[BRIEF] In the listing below, count the lines with "equation" and report only the figure.
______
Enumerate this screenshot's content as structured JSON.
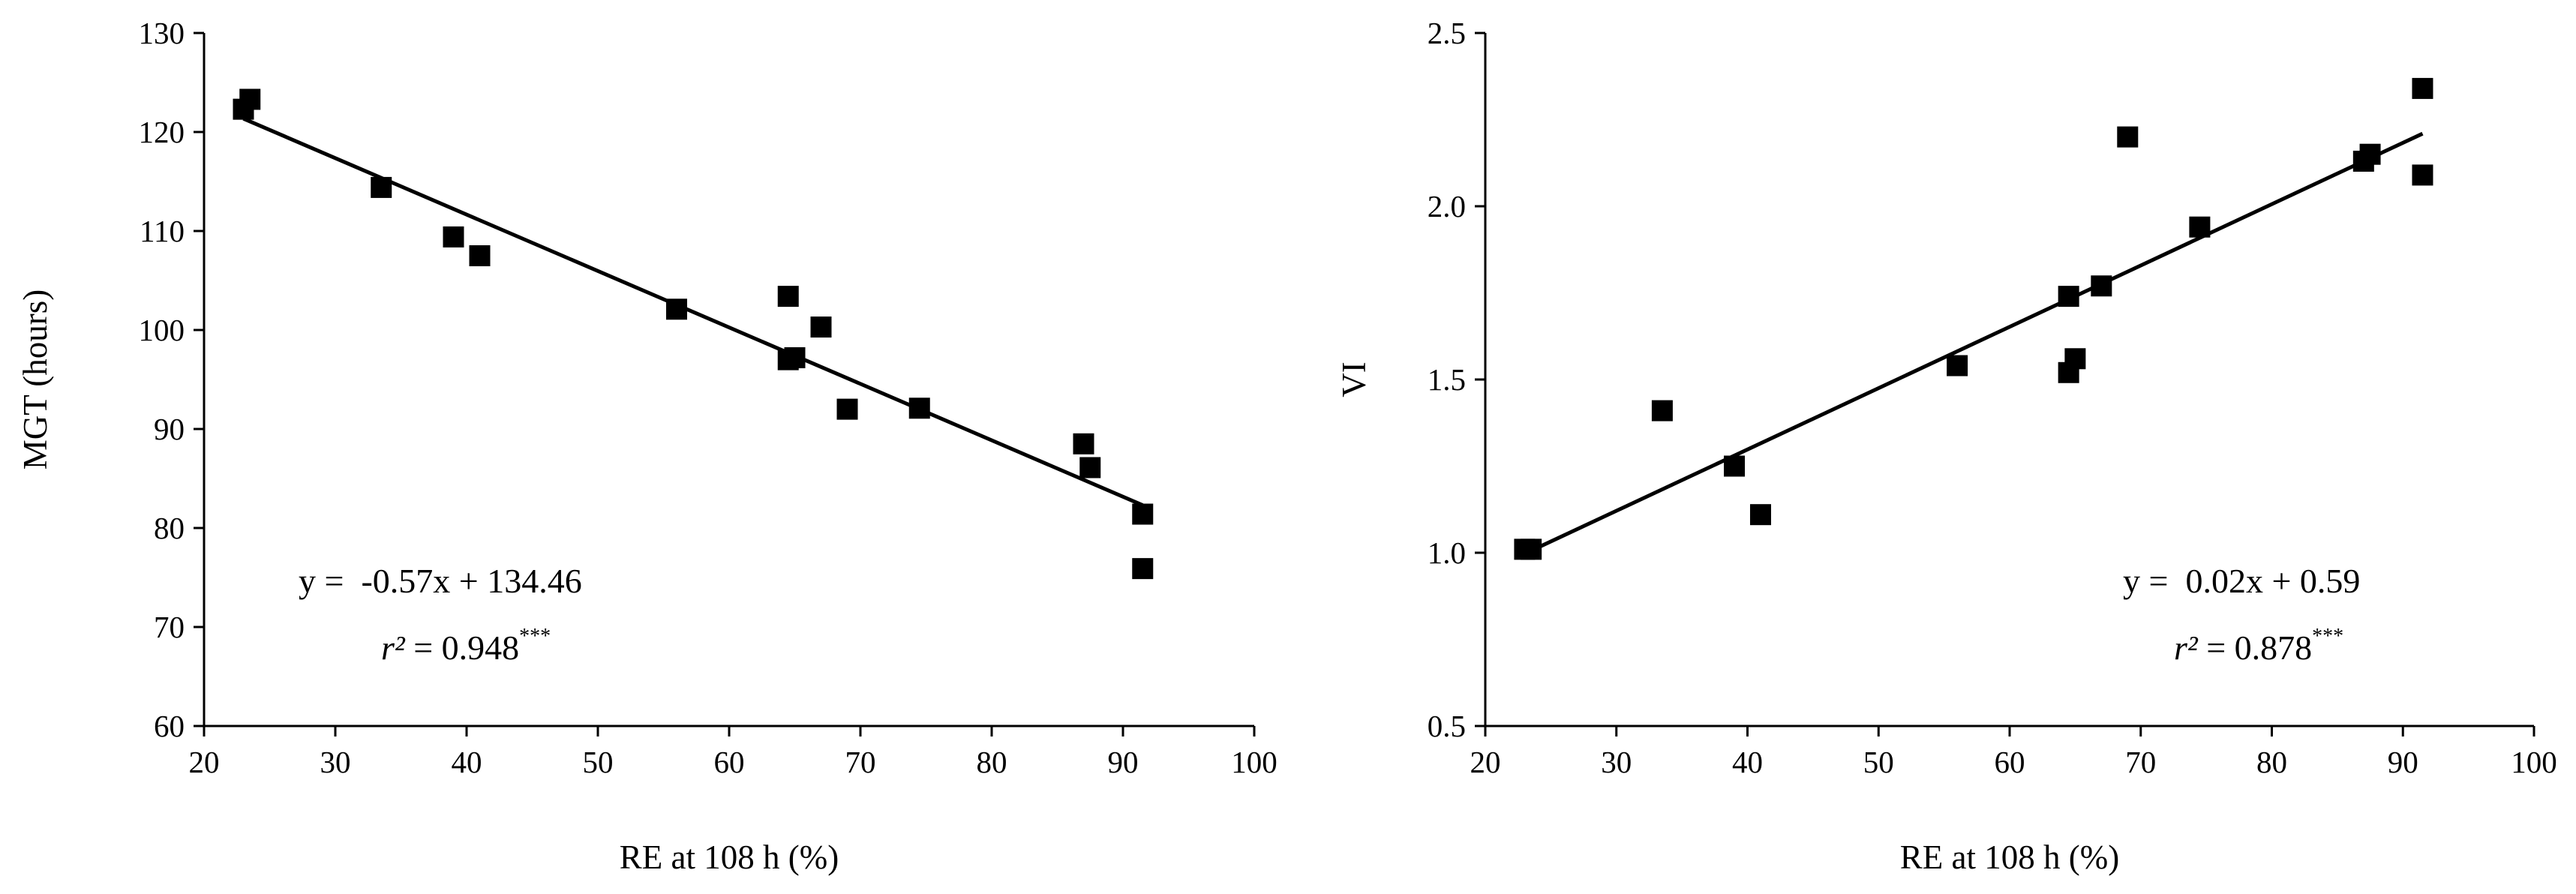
{
  "chart_data": [
    {
      "type": "scatter",
      "title": "",
      "xlabel": "RE at 108 h (%)",
      "ylabel": "MGT (hours)",
      "xlim": [
        20,
        100
      ],
      "ylim": [
        60,
        130
      ],
      "xticks": [
        "20",
        "30",
        "40",
        "50",
        "60",
        "70",
        "80",
        "90",
        "100"
      ],
      "yticks": [
        "60",
        "70",
        "80",
        "90",
        "100",
        "110",
        "120",
        "130"
      ],
      "points": [
        {
          "x": 23.0,
          "y": 122.3
        },
        {
          "x": 23.5,
          "y": 123.3
        },
        {
          "x": 33.5,
          "y": 114.4
        },
        {
          "x": 39.0,
          "y": 109.4
        },
        {
          "x": 41.0,
          "y": 107.5
        },
        {
          "x": 56.0,
          "y": 102.1
        },
        {
          "x": 64.5,
          "y": 103.4
        },
        {
          "x": 64.5,
          "y": 97.0
        },
        {
          "x": 65.0,
          "y": 97.2
        },
        {
          "x": 67.0,
          "y": 100.3
        },
        {
          "x": 69.0,
          "y": 92.0
        },
        {
          "x": 74.5,
          "y": 92.1
        },
        {
          "x": 87.0,
          "y": 88.5
        },
        {
          "x": 87.5,
          "y": 86.1
        },
        {
          "x": 91.5,
          "y": 81.4
        },
        {
          "x": 91.5,
          "y": 75.9
        }
      ],
      "fit": {
        "slope": -0.57,
        "intercept": 134.46,
        "x_range": [
          23,
          91.5
        ]
      },
      "equation": "y =  -0.57x + 134.46",
      "r2_symbol": "r²",
      "r2_text": " = 0.948",
      "r2_sig": "***"
    },
    {
      "type": "scatter",
      "title": "",
      "xlabel": "RE at 108 h (%)",
      "ylabel": "VI",
      "xlim": [
        20,
        100
      ],
      "ylim": [
        0.5,
        2.5
      ],
      "xticks": [
        "20",
        "30",
        "40",
        "50",
        "60",
        "70",
        "80",
        "90",
        "100"
      ],
      "yticks": [
        "0.5",
        "1.0",
        "1.5",
        "2.0",
        "2.5"
      ],
      "points": [
        {
          "x": 23.0,
          "y": 1.01
        },
        {
          "x": 23.5,
          "y": 1.01
        },
        {
          "x": 33.5,
          "y": 1.41
        },
        {
          "x": 39.0,
          "y": 1.25
        },
        {
          "x": 41.0,
          "y": 1.11
        },
        {
          "x": 56.0,
          "y": 1.54
        },
        {
          "x": 64.5,
          "y": 1.52
        },
        {
          "x": 64.5,
          "y": 1.74
        },
        {
          "x": 65.0,
          "y": 1.56
        },
        {
          "x": 67.0,
          "y": 1.77
        },
        {
          "x": 69.0,
          "y": 2.2
        },
        {
          "x": 74.5,
          "y": 1.94
        },
        {
          "x": 87.0,
          "y": 2.13
        },
        {
          "x": 87.5,
          "y": 2.15
        },
        {
          "x": 91.5,
          "y": 2.09
        },
        {
          "x": 91.5,
          "y": 2.34
        }
      ],
      "fit": {
        "slope": 0.0177,
        "intercept": 0.59,
        "x_range": [
          23,
          91.5
        ]
      },
      "equation": "y =  0.02x + 0.59",
      "r2_symbol": "r²",
      "r2_text": " = 0.878",
      "r2_sig": "***"
    }
  ]
}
______
[THE SOLUTION] 2